▸ PROBLEM TO SOLVE:
Select every line containing the word "Customer" from the material, and copy those lines.

[Rows from a figure dataset]
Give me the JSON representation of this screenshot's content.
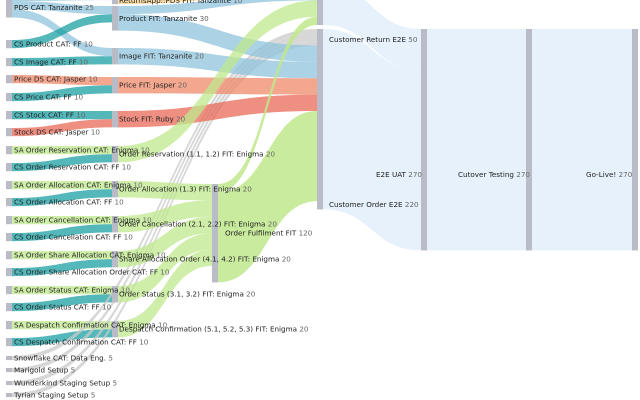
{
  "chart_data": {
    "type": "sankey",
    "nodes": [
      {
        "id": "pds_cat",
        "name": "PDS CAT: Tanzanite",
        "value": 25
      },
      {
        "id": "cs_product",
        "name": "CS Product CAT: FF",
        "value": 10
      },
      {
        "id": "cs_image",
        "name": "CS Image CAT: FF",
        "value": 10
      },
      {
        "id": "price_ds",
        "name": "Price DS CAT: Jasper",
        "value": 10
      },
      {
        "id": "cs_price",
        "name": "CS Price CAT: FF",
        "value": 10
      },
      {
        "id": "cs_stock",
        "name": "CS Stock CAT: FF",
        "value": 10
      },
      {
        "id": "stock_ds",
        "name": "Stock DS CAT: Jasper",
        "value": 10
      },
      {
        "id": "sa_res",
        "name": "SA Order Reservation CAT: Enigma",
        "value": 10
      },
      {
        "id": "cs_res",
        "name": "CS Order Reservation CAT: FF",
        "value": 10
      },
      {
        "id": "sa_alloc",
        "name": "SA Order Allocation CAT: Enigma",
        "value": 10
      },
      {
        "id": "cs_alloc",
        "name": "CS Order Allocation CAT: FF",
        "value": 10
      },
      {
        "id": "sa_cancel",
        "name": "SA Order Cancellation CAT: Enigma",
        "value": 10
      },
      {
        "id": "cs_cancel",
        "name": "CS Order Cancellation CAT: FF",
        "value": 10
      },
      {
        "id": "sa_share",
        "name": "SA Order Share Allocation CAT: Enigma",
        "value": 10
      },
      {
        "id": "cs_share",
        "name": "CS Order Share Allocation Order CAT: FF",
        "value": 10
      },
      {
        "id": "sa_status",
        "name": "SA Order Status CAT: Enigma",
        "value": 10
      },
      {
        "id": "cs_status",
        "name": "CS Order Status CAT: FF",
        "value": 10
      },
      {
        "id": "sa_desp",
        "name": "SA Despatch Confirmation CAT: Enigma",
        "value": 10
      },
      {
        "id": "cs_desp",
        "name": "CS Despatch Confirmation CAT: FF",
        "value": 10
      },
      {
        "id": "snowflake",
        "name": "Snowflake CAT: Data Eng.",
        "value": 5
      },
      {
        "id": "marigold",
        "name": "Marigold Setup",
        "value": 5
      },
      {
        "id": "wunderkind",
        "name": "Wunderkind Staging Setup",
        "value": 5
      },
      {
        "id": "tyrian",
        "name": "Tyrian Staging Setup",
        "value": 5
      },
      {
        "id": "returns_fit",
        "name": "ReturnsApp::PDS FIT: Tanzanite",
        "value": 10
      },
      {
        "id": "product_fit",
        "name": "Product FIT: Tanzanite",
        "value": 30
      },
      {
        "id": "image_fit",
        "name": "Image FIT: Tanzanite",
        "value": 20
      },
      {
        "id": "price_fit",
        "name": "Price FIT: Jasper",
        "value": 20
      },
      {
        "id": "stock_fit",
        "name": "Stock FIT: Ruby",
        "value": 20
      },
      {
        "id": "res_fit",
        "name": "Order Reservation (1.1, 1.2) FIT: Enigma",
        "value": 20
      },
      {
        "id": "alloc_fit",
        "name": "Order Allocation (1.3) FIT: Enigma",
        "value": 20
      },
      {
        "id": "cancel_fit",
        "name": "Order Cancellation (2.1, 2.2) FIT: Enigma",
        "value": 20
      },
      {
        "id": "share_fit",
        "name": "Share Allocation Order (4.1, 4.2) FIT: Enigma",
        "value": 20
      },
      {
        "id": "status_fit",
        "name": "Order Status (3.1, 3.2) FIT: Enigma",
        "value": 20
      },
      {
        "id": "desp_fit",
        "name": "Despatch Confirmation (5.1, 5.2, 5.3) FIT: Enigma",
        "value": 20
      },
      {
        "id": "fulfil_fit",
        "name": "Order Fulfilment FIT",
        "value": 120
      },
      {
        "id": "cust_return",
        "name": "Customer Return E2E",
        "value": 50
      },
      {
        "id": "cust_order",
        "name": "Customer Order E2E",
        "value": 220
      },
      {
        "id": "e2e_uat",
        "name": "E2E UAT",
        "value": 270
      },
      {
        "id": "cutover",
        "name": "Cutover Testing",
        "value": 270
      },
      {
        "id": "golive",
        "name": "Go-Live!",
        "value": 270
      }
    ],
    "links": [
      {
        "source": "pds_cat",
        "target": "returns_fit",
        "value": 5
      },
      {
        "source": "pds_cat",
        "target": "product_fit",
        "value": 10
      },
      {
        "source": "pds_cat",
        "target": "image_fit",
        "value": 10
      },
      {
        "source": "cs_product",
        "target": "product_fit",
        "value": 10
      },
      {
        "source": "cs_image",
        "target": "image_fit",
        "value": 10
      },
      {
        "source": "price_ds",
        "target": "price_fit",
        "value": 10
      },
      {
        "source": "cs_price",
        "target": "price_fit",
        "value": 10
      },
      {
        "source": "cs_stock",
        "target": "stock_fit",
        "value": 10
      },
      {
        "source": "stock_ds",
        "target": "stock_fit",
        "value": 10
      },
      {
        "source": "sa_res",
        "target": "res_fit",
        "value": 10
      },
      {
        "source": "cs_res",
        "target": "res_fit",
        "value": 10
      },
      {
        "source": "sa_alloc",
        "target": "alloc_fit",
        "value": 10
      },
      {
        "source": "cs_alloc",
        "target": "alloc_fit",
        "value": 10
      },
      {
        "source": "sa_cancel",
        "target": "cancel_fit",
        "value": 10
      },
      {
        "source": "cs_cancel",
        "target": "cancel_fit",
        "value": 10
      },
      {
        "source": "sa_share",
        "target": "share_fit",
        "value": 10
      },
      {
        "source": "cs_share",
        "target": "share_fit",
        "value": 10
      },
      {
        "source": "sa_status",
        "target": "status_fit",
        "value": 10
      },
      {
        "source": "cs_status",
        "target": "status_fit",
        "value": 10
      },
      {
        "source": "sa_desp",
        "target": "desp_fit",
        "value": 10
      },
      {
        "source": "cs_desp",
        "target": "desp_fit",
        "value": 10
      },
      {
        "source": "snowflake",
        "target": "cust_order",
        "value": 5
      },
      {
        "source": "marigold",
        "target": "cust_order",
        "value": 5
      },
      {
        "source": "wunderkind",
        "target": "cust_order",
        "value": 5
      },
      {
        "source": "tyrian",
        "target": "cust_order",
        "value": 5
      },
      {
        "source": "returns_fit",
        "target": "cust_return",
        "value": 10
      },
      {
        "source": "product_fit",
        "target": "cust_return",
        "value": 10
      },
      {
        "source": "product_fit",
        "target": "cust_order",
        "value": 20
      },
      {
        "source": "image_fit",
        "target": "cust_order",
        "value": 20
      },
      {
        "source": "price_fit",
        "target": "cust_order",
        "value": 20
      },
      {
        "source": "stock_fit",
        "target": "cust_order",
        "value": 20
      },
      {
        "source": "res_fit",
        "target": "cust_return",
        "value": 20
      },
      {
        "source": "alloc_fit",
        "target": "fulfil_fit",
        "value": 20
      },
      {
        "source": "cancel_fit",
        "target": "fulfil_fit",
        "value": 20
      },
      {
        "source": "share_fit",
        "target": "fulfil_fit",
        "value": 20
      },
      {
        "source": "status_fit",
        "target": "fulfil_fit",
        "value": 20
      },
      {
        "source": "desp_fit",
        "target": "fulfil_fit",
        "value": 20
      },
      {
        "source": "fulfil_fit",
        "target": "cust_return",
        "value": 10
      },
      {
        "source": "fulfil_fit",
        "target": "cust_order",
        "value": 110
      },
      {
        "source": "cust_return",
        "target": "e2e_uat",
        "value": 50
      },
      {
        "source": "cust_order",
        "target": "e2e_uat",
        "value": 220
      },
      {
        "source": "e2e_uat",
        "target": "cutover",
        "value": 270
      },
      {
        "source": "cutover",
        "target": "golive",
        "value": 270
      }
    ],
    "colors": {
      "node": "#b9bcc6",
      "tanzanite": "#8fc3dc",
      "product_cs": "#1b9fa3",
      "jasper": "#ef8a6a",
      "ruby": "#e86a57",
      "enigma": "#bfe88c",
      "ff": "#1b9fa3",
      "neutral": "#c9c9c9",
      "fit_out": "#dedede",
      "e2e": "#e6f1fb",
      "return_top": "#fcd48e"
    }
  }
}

* * *

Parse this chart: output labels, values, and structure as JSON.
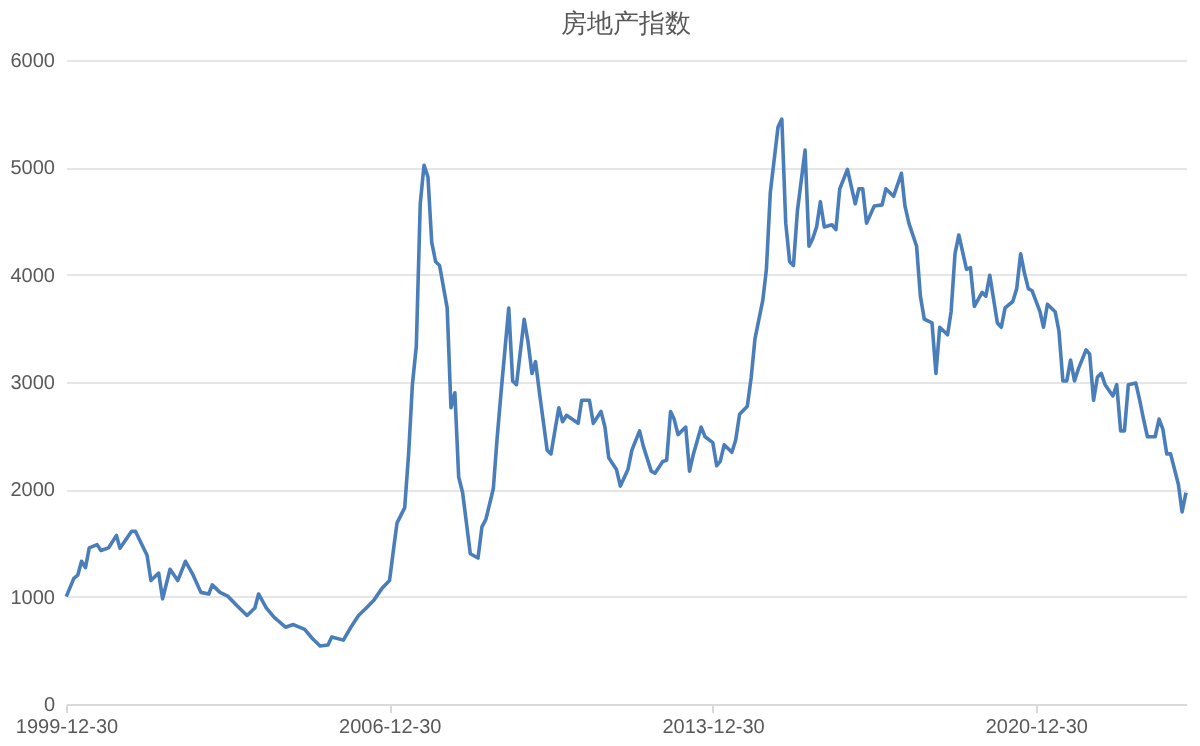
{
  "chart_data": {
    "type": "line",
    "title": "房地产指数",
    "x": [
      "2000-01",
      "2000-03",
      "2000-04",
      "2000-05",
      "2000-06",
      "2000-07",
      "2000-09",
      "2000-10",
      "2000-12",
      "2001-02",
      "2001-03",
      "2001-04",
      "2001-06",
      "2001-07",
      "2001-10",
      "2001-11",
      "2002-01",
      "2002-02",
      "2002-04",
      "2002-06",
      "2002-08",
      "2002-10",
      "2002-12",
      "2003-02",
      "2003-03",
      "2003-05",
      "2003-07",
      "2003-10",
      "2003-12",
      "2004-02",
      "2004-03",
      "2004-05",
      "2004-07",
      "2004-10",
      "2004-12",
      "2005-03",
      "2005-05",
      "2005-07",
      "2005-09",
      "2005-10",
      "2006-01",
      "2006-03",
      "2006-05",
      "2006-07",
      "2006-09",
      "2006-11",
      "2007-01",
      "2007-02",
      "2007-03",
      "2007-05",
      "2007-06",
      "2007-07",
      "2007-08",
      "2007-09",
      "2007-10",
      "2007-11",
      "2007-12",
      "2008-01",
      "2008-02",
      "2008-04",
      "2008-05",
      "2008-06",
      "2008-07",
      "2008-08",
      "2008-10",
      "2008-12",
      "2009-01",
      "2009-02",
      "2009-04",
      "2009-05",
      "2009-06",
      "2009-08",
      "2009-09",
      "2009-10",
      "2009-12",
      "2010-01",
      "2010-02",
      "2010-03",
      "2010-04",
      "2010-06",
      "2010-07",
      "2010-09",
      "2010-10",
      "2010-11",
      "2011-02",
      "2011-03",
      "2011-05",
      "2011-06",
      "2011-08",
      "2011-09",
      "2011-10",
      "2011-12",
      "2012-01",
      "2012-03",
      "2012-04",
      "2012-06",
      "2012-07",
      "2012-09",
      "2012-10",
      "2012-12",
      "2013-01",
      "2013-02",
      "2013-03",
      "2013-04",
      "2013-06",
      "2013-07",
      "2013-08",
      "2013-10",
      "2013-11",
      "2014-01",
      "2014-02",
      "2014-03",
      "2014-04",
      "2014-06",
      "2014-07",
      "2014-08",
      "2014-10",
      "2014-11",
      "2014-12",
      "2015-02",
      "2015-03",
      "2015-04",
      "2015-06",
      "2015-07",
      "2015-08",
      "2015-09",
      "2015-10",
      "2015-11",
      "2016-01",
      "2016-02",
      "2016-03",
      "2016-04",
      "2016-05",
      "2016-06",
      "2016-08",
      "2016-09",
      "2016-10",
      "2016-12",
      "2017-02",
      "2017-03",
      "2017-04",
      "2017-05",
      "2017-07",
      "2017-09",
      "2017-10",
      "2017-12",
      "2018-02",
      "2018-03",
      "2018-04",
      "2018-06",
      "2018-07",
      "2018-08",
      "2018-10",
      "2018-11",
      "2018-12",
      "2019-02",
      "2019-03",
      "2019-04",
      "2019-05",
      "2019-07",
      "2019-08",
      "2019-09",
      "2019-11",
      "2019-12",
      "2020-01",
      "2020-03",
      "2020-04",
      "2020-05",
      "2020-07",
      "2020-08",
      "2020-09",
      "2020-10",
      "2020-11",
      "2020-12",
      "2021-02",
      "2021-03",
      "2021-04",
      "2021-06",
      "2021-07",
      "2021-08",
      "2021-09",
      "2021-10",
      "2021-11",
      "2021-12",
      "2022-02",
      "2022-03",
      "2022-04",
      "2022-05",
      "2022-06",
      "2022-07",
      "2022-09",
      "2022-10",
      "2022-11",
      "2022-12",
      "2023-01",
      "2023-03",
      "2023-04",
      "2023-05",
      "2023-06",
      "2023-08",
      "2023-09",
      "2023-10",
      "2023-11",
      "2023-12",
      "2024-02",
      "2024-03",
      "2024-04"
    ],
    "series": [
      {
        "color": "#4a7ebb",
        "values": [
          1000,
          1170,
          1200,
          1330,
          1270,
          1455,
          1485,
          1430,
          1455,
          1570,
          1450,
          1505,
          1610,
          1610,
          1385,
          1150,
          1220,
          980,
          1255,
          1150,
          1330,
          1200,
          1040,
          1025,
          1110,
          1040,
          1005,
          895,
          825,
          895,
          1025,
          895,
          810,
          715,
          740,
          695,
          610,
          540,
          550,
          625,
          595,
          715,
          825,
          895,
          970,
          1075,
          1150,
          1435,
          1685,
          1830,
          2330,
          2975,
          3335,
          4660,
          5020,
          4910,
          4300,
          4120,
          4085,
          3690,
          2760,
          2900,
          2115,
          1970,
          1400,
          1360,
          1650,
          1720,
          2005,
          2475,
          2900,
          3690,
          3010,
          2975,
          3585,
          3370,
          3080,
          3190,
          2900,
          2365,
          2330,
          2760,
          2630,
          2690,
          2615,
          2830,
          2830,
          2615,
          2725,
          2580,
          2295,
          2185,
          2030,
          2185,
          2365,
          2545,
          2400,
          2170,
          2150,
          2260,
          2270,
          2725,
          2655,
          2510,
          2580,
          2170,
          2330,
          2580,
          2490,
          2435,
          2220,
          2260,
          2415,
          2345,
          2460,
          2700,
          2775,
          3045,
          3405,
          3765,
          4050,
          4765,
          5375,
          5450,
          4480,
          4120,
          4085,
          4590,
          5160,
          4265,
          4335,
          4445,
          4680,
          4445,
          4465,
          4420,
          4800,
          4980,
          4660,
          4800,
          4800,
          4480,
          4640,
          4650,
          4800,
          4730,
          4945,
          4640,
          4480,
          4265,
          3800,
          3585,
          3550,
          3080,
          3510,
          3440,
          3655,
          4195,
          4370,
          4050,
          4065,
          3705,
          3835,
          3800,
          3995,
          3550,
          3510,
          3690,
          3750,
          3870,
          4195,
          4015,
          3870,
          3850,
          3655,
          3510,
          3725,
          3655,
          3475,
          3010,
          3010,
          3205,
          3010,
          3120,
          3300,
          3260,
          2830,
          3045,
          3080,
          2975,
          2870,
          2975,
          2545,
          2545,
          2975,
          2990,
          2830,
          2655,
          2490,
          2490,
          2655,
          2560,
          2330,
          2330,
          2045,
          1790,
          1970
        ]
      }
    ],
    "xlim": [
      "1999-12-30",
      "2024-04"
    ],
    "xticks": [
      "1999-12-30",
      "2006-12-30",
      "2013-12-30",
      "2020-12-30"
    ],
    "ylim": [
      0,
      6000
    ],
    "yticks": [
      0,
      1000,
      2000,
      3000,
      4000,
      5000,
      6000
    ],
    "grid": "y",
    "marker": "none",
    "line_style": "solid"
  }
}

--

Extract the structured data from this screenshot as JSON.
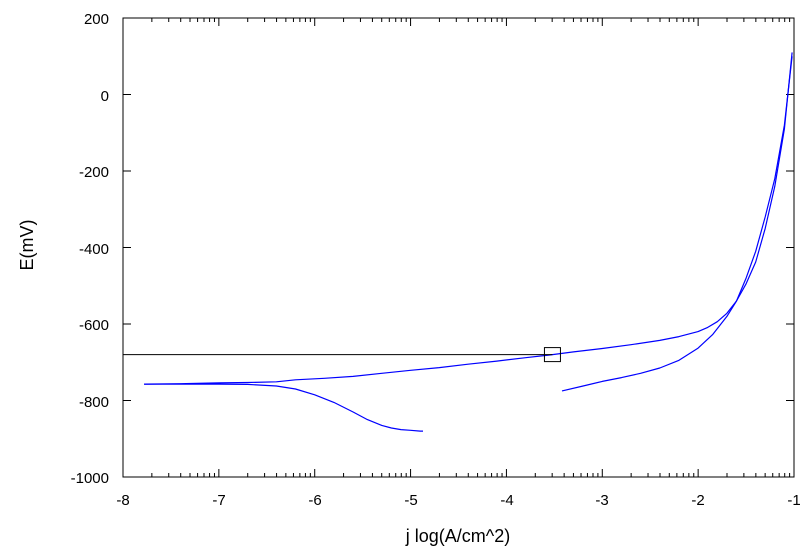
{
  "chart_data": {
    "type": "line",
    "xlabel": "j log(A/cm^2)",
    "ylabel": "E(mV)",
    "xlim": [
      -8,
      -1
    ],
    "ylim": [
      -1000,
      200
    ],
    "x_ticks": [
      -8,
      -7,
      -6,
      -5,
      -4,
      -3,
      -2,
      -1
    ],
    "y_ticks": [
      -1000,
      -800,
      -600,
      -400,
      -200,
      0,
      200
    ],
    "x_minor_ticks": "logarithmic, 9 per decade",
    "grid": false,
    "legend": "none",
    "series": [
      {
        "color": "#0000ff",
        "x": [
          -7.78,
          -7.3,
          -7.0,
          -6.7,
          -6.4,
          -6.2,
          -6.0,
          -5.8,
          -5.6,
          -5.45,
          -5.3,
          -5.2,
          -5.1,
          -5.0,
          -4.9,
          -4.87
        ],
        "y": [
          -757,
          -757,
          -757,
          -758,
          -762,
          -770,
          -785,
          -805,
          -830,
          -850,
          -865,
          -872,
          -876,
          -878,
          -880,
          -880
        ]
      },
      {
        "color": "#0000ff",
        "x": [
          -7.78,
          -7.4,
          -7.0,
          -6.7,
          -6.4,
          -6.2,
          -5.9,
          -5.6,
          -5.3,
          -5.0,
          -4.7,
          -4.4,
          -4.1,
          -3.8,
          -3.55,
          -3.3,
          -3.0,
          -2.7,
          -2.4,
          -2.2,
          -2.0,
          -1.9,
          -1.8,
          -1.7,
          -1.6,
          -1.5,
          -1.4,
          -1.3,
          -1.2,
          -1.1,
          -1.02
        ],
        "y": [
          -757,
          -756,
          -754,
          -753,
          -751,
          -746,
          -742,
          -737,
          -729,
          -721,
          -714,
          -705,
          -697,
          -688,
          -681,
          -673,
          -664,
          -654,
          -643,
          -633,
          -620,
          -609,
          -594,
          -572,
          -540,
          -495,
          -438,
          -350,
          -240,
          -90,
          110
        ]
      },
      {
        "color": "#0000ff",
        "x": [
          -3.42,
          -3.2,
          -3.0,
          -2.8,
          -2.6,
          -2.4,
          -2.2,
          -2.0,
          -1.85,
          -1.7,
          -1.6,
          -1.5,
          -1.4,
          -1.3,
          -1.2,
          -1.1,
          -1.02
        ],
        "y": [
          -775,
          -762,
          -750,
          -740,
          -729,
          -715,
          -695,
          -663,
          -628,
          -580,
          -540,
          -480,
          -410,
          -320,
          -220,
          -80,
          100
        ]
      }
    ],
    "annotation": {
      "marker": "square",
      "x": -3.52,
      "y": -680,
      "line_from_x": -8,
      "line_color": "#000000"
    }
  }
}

▸ ANSWER TO THE PROBLEM:
        "name": "Customer Return E2E",
        "name": "Customer Order E2E",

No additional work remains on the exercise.